## Start
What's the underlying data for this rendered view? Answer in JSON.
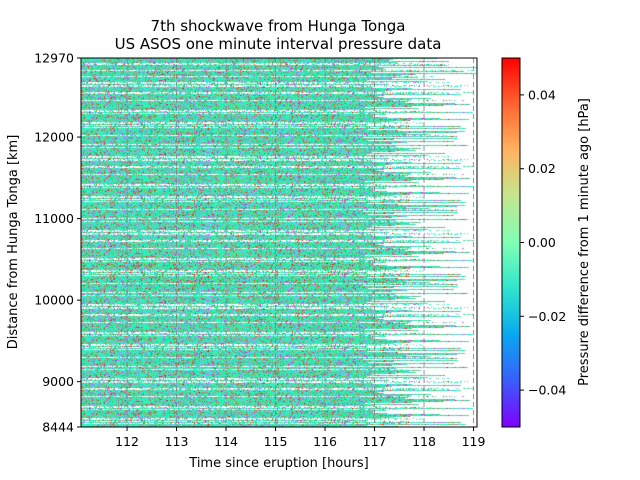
{
  "chart_data": {
    "type": "heatmap",
    "title": "7th shockwave from Hunga Tonga",
    "subtitle": "US ASOS one minute interval pressure data",
    "xlabel": "Time since eruption [hours]",
    "ylabel": "Distance from Hunga Tonga [km]",
    "xlim": [
      111.07,
      119.07
    ],
    "ylim": [
      8444,
      12970
    ],
    "x_ticks": [
      "112",
      "113",
      "114",
      "115",
      "116",
      "117",
      "118",
      "119"
    ],
    "y_ticks": [
      "8444",
      "9000",
      "10000",
      "11000",
      "12000",
      "12970"
    ],
    "y_tick_values": [
      8444,
      9000,
      10000,
      11000,
      12000,
      12970
    ],
    "x_tick_values": [
      112,
      113,
      114,
      115,
      116,
      117,
      118,
      119
    ],
    "colorbar": {
      "label": "Pressure difference from 1 minute ago [hPa]",
      "range": [
        -0.05,
        0.05
      ],
      "ticks": [
        "0.04",
        "0.02",
        "0.00",
        "−0.02",
        "−0.04"
      ],
      "tick_values": [
        0.04,
        0.02,
        0.0,
        -0.02,
        -0.04
      ],
      "colormap": "rainbow"
    },
    "dashed_vertical_lines_at_hours": [
      112,
      113,
      114,
      115,
      116,
      117,
      118,
      119
    ],
    "grid": false
  }
}
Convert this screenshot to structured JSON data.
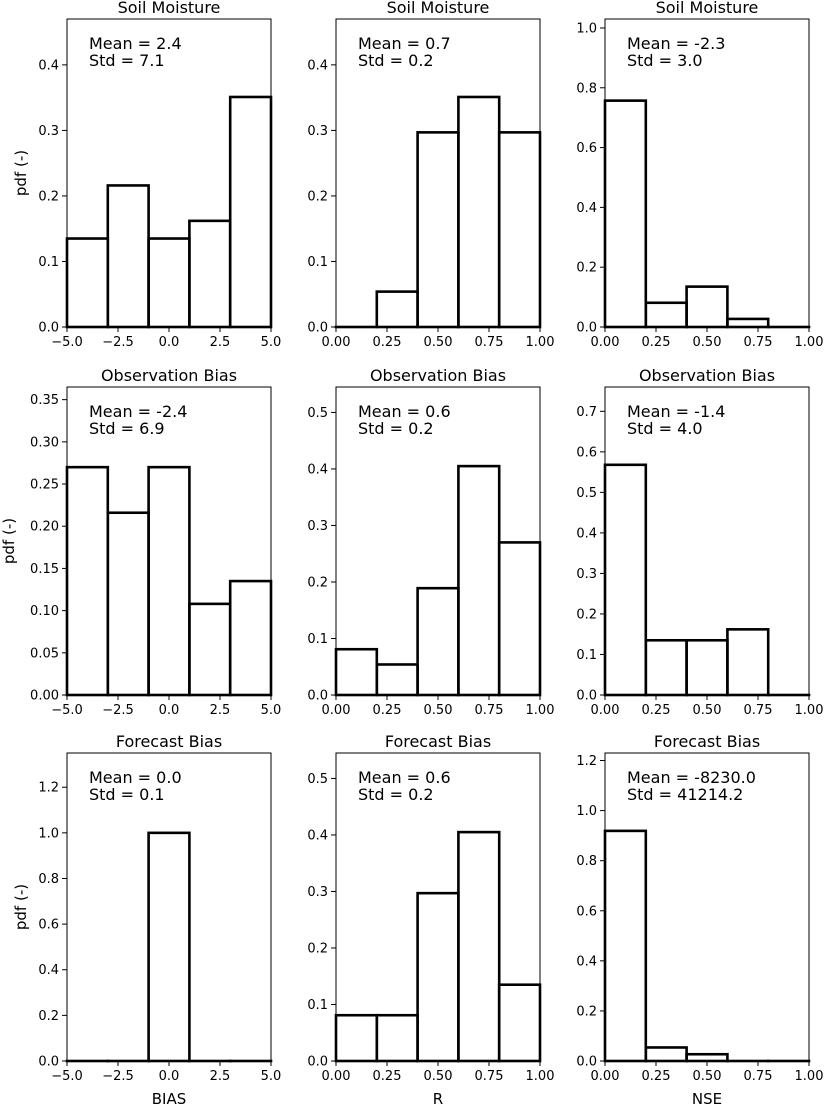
{
  "chart_data": [
    {
      "type": "bar",
      "row": 0,
      "col": 0,
      "title": "Soil Moisture",
      "stats": [
        "Mean = 2.4",
        "Std = 7.1"
      ],
      "xlabel": "",
      "ylabel": "pdf (-)",
      "xlim": [
        -5,
        5
      ],
      "ylim": [
        0,
        0.47
      ],
      "xticks": [
        -5,
        -2.5,
        0,
        2.5,
        5
      ],
      "xtick_labels": [
        "−5.0",
        "−2.5",
        "0.0",
        "2.5",
        "5.0"
      ],
      "yticks": [
        0,
        0.1,
        0.2,
        0.3,
        0.4
      ],
      "ytick_labels": [
        "0.0",
        "0.1",
        "0.2",
        "0.3",
        "0.4"
      ],
      "bin_edges": [
        -5,
        -3,
        -1,
        1,
        3,
        5
      ],
      "values": [
        0.135,
        0.216,
        0.135,
        0.162,
        0.351
      ]
    },
    {
      "type": "bar",
      "row": 0,
      "col": 1,
      "title": "Soil Moisture",
      "stats": [
        "Mean = 0.7",
        "Std = 0.2"
      ],
      "xlabel": "",
      "ylabel": "",
      "xlim": [
        0,
        1
      ],
      "ylim": [
        0,
        0.47
      ],
      "xticks": [
        0,
        0.25,
        0.5,
        0.75,
        1
      ],
      "xtick_labels": [
        "0.00",
        "0.25",
        "0.50",
        "0.75",
        "1.00"
      ],
      "yticks": [
        0,
        0.1,
        0.2,
        0.3,
        0.4
      ],
      "ytick_labels": [
        "0.0",
        "0.1",
        "0.2",
        "0.3",
        "0.4"
      ],
      "bin_edges": [
        0,
        0.2,
        0.4,
        0.6,
        0.8,
        1
      ],
      "values": [
        0,
        0.054,
        0.297,
        0.351,
        0.297
      ]
    },
    {
      "type": "bar",
      "row": 0,
      "col": 2,
      "title": "Soil Moisture",
      "stats": [
        "Mean = -2.3",
        "Std = 3.0"
      ],
      "xlabel": "",
      "ylabel": "",
      "xlim": [
        0,
        1
      ],
      "ylim": [
        0,
        1.03
      ],
      "xticks": [
        0,
        0.25,
        0.5,
        0.75,
        1
      ],
      "xtick_labels": [
        "0.00",
        "0.25",
        "0.50",
        "0.75",
        "1.00"
      ],
      "yticks": [
        0,
        0.2,
        0.4,
        0.6,
        0.8,
        1.0
      ],
      "ytick_labels": [
        "0.0",
        "0.2",
        "0.4",
        "0.6",
        "0.8",
        "1.0"
      ],
      "bin_edges": [
        0,
        0.2,
        0.4,
        0.6,
        0.8,
        1
      ],
      "values": [
        0.757,
        0.081,
        0.135,
        0.027,
        0
      ]
    },
    {
      "type": "bar",
      "row": 1,
      "col": 0,
      "title": "Observation Bias",
      "stats": [
        "Mean = -2.4",
        "Std = 6.9"
      ],
      "xlabel": "",
      "ylabel": "pdf (-)",
      "xlim": [
        -5,
        5
      ],
      "ylim": [
        0,
        0.365
      ],
      "xticks": [
        -5,
        -2.5,
        0,
        2.5,
        5
      ],
      "xtick_labels": [
        "−5.0",
        "−2.5",
        "0.0",
        "2.5",
        "5.0"
      ],
      "yticks": [
        0,
        0.05,
        0.1,
        0.15,
        0.2,
        0.25,
        0.3,
        0.35
      ],
      "ytick_labels": [
        "0.00",
        "0.05",
        "0.10",
        "0.15",
        "0.20",
        "0.25",
        "0.30",
        "0.35"
      ],
      "bin_edges": [
        -5,
        -3,
        -1,
        1,
        3,
        5
      ],
      "values": [
        0.27,
        0.216,
        0.27,
        0.108,
        0.135
      ]
    },
    {
      "type": "bar",
      "row": 1,
      "col": 1,
      "title": "Observation Bias",
      "stats": [
        "Mean = 0.6",
        "Std = 0.2"
      ],
      "xlabel": "",
      "ylabel": "",
      "xlim": [
        0,
        1
      ],
      "ylim": [
        0,
        0.545
      ],
      "xticks": [
        0,
        0.25,
        0.5,
        0.75,
        1
      ],
      "xtick_labels": [
        "0.00",
        "0.25",
        "0.50",
        "0.75",
        "1.00"
      ],
      "yticks": [
        0,
        0.1,
        0.2,
        0.3,
        0.4,
        0.5
      ],
      "ytick_labels": [
        "0.0",
        "0.1",
        "0.2",
        "0.3",
        "0.4",
        "0.5"
      ],
      "bin_edges": [
        0,
        0.2,
        0.4,
        0.6,
        0.8,
        1
      ],
      "values": [
        0.081,
        0.054,
        0.189,
        0.405,
        0.27
      ]
    },
    {
      "type": "bar",
      "row": 1,
      "col": 2,
      "title": "Observation Bias",
      "stats": [
        "Mean = -1.4",
        "Std = 4.0"
      ],
      "xlabel": "",
      "ylabel": "",
      "xlim": [
        0,
        1
      ],
      "ylim": [
        0,
        0.76
      ],
      "xticks": [
        0,
        0.25,
        0.5,
        0.75,
        1
      ],
      "xtick_labels": [
        "0.00",
        "0.25",
        "0.50",
        "0.75",
        "1.00"
      ],
      "yticks": [
        0,
        0.1,
        0.2,
        0.3,
        0.4,
        0.5,
        0.6,
        0.7
      ],
      "ytick_labels": [
        "0.0",
        "0.1",
        "0.2",
        "0.3",
        "0.4",
        "0.5",
        "0.6",
        "0.7"
      ],
      "bin_edges": [
        0,
        0.2,
        0.4,
        0.6,
        0.8,
        1
      ],
      "values": [
        0.568,
        0.135,
        0.135,
        0.162,
        0
      ]
    },
    {
      "type": "bar",
      "row": 2,
      "col": 0,
      "title": "Forecast Bias",
      "stats": [
        "Mean = 0.0",
        "Std = 0.1"
      ],
      "xlabel": "BIAS",
      "ylabel": "pdf (-)",
      "xlim": [
        -5,
        5
      ],
      "ylim": [
        0,
        1.35
      ],
      "xticks": [
        -5,
        -2.5,
        0,
        2.5,
        5
      ],
      "xtick_labels": [
        "−5.0",
        "−2.5",
        "0.0",
        "2.5",
        "5.0"
      ],
      "yticks": [
        0,
        0.2,
        0.4,
        0.6,
        0.8,
        1.0,
        1.2
      ],
      "ytick_labels": [
        "0.0",
        "0.2",
        "0.4",
        "0.6",
        "0.8",
        "1.0",
        "1.2"
      ],
      "bin_edges": [
        -5,
        -3,
        -1,
        1,
        3,
        5
      ],
      "values": [
        0,
        0,
        1.0,
        0,
        0
      ]
    },
    {
      "type": "bar",
      "row": 2,
      "col": 1,
      "title": "Forecast Bias",
      "stats": [
        "Mean = 0.6",
        "Std = 0.2"
      ],
      "xlabel": "R",
      "ylabel": "",
      "xlim": [
        0,
        1
      ],
      "ylim": [
        0,
        0.545
      ],
      "xticks": [
        0,
        0.25,
        0.5,
        0.75,
        1
      ],
      "xtick_labels": [
        "0.00",
        "0.25",
        "0.50",
        "0.75",
        "1.00"
      ],
      "yticks": [
        0,
        0.1,
        0.2,
        0.3,
        0.4,
        0.5
      ],
      "ytick_labels": [
        "0.0",
        "0.1",
        "0.2",
        "0.3",
        "0.4",
        "0.5"
      ],
      "bin_edges": [
        0,
        0.2,
        0.4,
        0.6,
        0.8,
        1
      ],
      "values": [
        0.081,
        0.081,
        0.297,
        0.405,
        0.135
      ]
    },
    {
      "type": "bar",
      "row": 2,
      "col": 2,
      "title": "Forecast Bias",
      "stats": [
        "Mean = -8230.0",
        "Std = 41214.2"
      ],
      "xlabel": "NSE",
      "ylabel": "",
      "xlim": [
        0,
        1
      ],
      "ylim": [
        0,
        1.23
      ],
      "xticks": [
        0,
        0.25,
        0.5,
        0.75,
        1
      ],
      "xtick_labels": [
        "0.00",
        "0.25",
        "0.50",
        "0.75",
        "1.00"
      ],
      "yticks": [
        0,
        0.2,
        0.4,
        0.6,
        0.8,
        1.0,
        1.2
      ],
      "ytick_labels": [
        "0.0",
        "0.2",
        "0.4",
        "0.6",
        "0.8",
        "1.0",
        "1.2"
      ],
      "bin_edges": [
        0,
        0.2,
        0.4,
        0.6,
        0.8,
        1
      ],
      "values": [
        0.919,
        0.054,
        0.027,
        0,
        0
      ]
    }
  ]
}
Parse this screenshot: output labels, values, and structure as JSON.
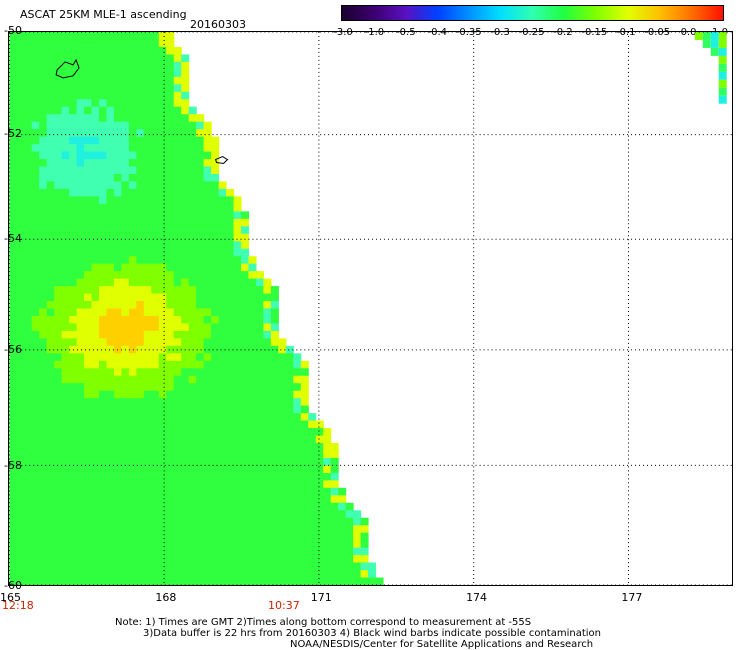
{
  "header": {
    "title": "ASCAT 25KM MLE-1 ascending",
    "date": "20160303"
  },
  "colorbar": {
    "tick_labels": [
      "-3.0",
      "-1.0",
      "-0.5",
      "-0.4",
      "-0.35",
      "-0.3",
      "-0.25",
      "-0.2",
      "-0.15",
      "-0.1",
      "-0.05",
      "0.0",
      "1.0"
    ],
    "colors": [
      "#1a0030",
      "#3c0070",
      "#5a10c0",
      "#0040ff",
      "#0090ff",
      "#00e0ff",
      "#30ffb0",
      "#20ff40",
      "#80ff00",
      "#e0ff00",
      "#ffc000",
      "#ff7000",
      "#ff1000"
    ]
  },
  "axes": {
    "x_ticks": [
      "165",
      "168",
      "171",
      "174",
      "177"
    ],
    "y_ticks": [
      "-50",
      "-52",
      "-54",
      "-56",
      "-58",
      "-60"
    ],
    "times": [
      "12:18",
      "10:37"
    ]
  },
  "notes": {
    "line1": "Note: 1) Times are GMT 2)Times along bottom correspond to measurement at -55S",
    "line2": "3)Data buffer is 22 hrs from 20160303 4) Black wind barbs indicate possible contamination",
    "line3": "NOAA/NESDIS/Center for Satellite Applications and Research"
  },
  "map": {
    "lon_range": [
      165,
      179
    ],
    "lat_range": [
      -60,
      -50
    ],
    "gridlines": "dotted",
    "swath_colors": [
      "#20f0e0",
      "#40ffb0",
      "#30ff40",
      "#80ff00",
      "#e0ff00",
      "#ffd000",
      "#ff9000"
    ]
  }
}
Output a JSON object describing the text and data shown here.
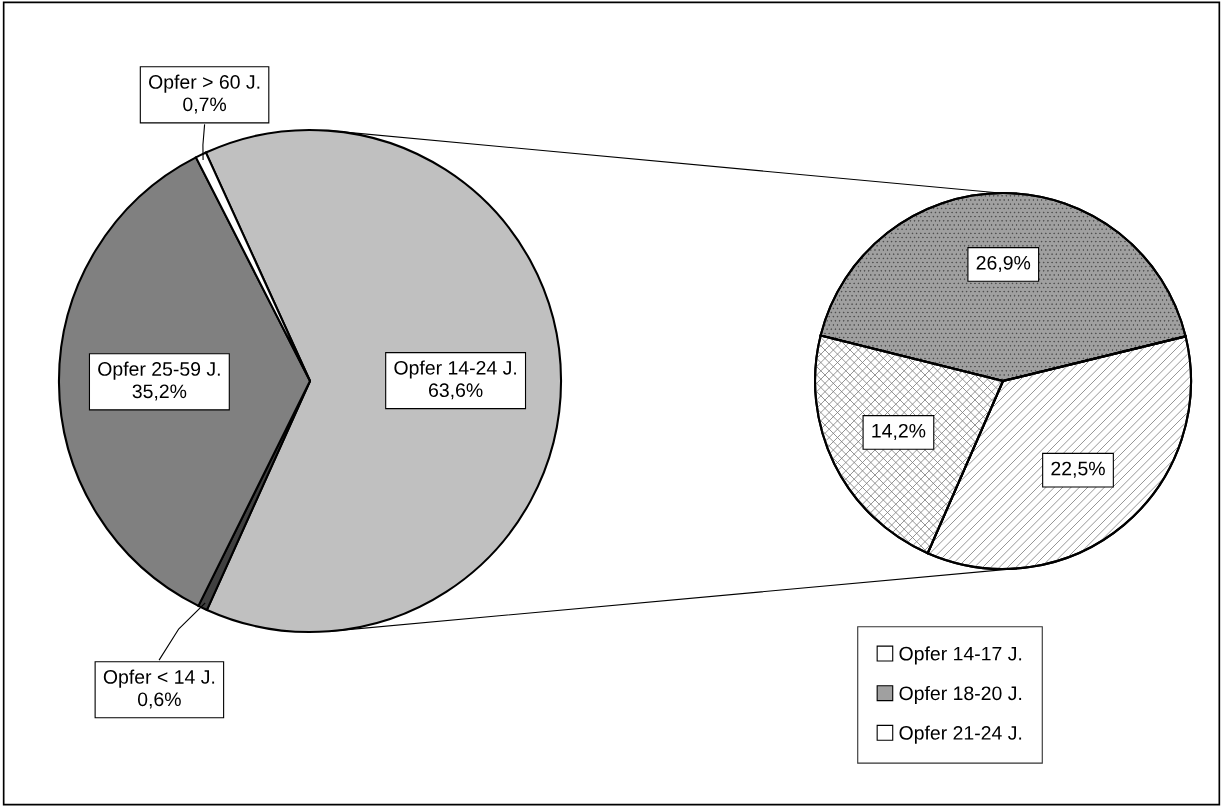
{
  "chart_data": [
    {
      "type": "pie",
      "categories": [
        "Opfer 14-24 J.",
        "Opfer < 14 J.",
        "Opfer 25-59 J.",
        "Opfer > 60 J."
      ],
      "values": [
        63.6,
        0.6,
        35.2,
        0.7
      ],
      "value_labels": [
        "63,6%",
        "0,6%",
        "35,2%",
        "0,7%"
      ],
      "colors": [
        "#c0c0c0",
        "#404040",
        "#808080",
        "#ffffff"
      ]
    },
    {
      "type": "pie",
      "categories": [
        "Opfer 18-20 J.",
        "Opfer 21-24 J.",
        "Opfer 14-17 J."
      ],
      "values": [
        26.9,
        22.5,
        14.2
      ],
      "value_labels": [
        "26,9%",
        "22,5%",
        "14,2%"
      ],
      "colors": [
        "#a0a0a0",
        "#ffffff",
        "#ffffff"
      ],
      "legend": "bottom"
    }
  ]
}
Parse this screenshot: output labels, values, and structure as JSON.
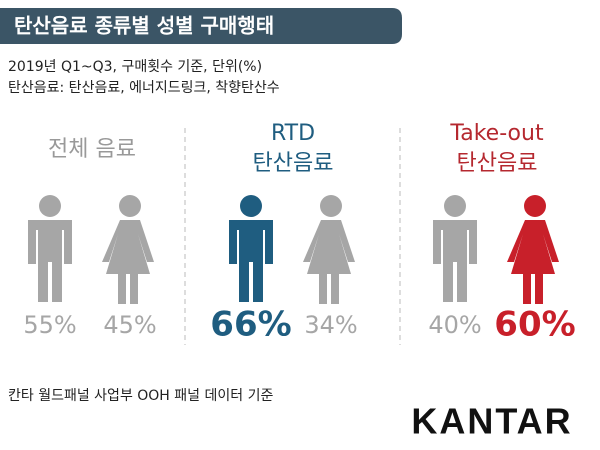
{
  "title": "탄산음료 종류별 성별 구매행태",
  "subtitle_lines": [
    "2019년 Q1~Q3, 구매횟수 기준, 단위(%)",
    "탄산음료: 탄산음료, 에너지드링크, 착향탄산수"
  ],
  "chart_data": [
    {
      "type": "pictogram",
      "title_lines": [
        "전체 음료"
      ],
      "title_color": "#999999",
      "values": [
        55,
        45
      ],
      "value_labels": [
        "55%",
        "45%"
      ],
      "colors": [
        "#a6a6a6",
        "#a6a6a6"
      ]
    },
    {
      "type": "pictogram",
      "title_lines": [
        "RTD",
        "탄산음료"
      ],
      "title_color": "#1f5d80",
      "values": [
        66,
        34
      ],
      "value_labels": [
        "66%",
        "34%"
      ],
      "colors": [
        "#1f5d80",
        "#a6a6a6"
      ]
    },
    {
      "type": "pictogram",
      "title_lines": [
        "Take-out",
        "탄산음료"
      ],
      "title_color": "#b5282f",
      "values": [
        40,
        60
      ],
      "value_labels": [
        "40%",
        "60%"
      ],
      "colors": [
        "#a6a6a6",
        "#c8202a"
      ]
    }
  ],
  "footer": "칸타 월드패널 사업부 OOH 패널 데이터 기준",
  "logo": "KANTAR"
}
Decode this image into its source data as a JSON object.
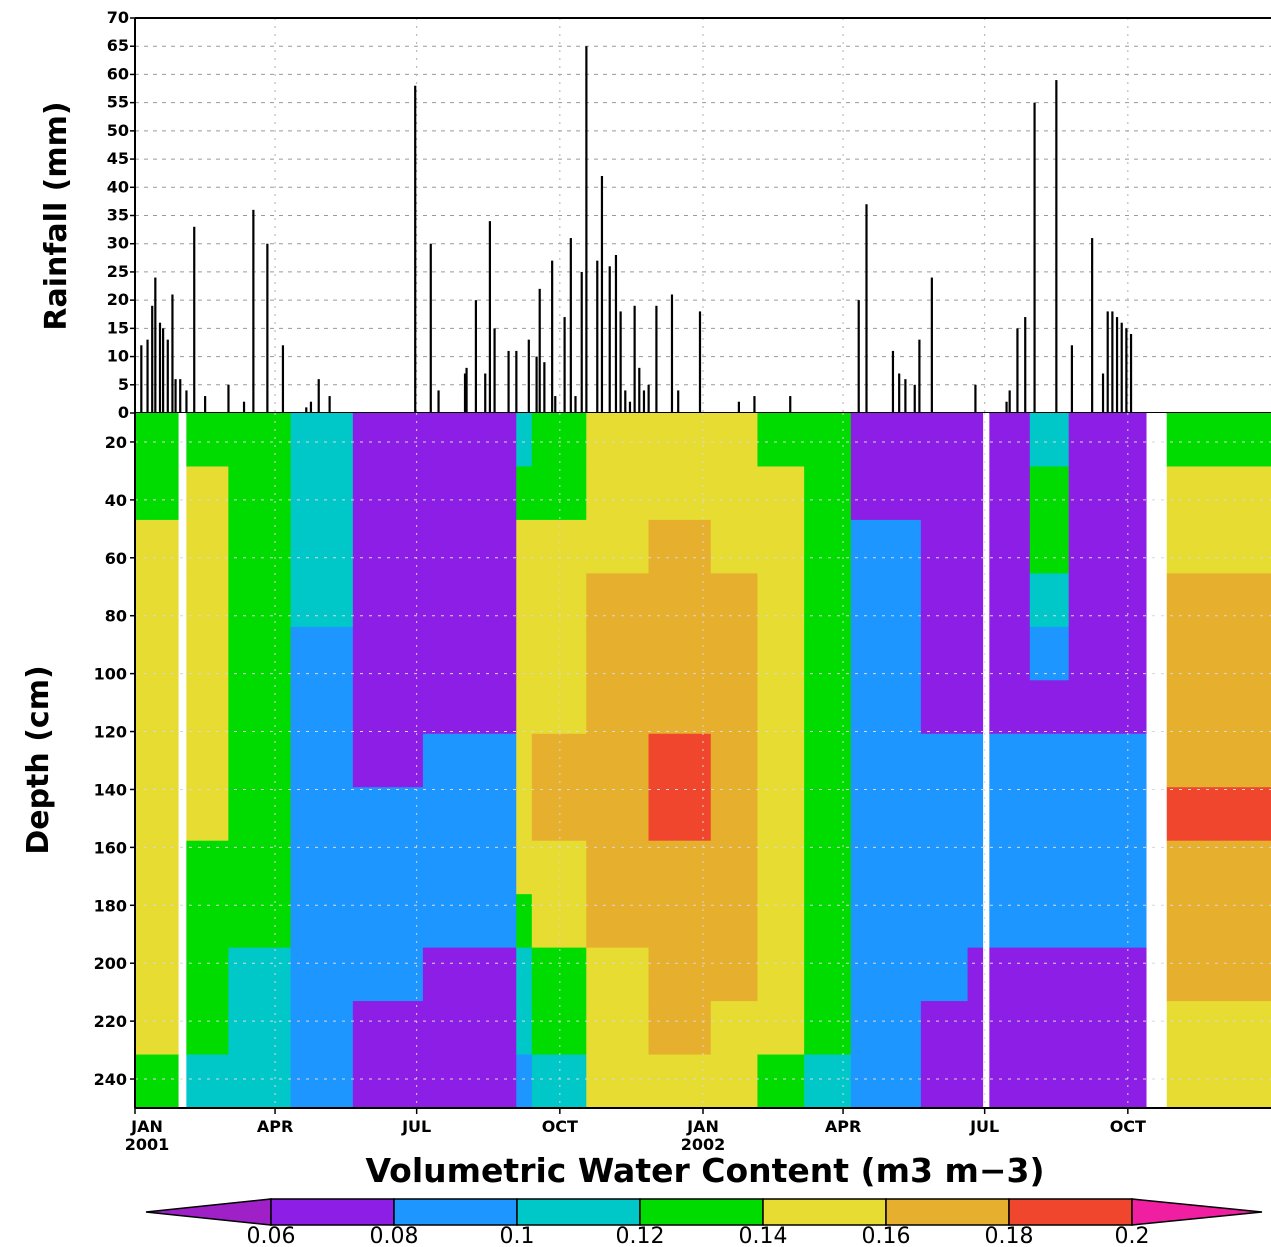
## End
Brief -
Of all the lines in the entries, how many contain the word "minute"? Give only the number.

Task output -
2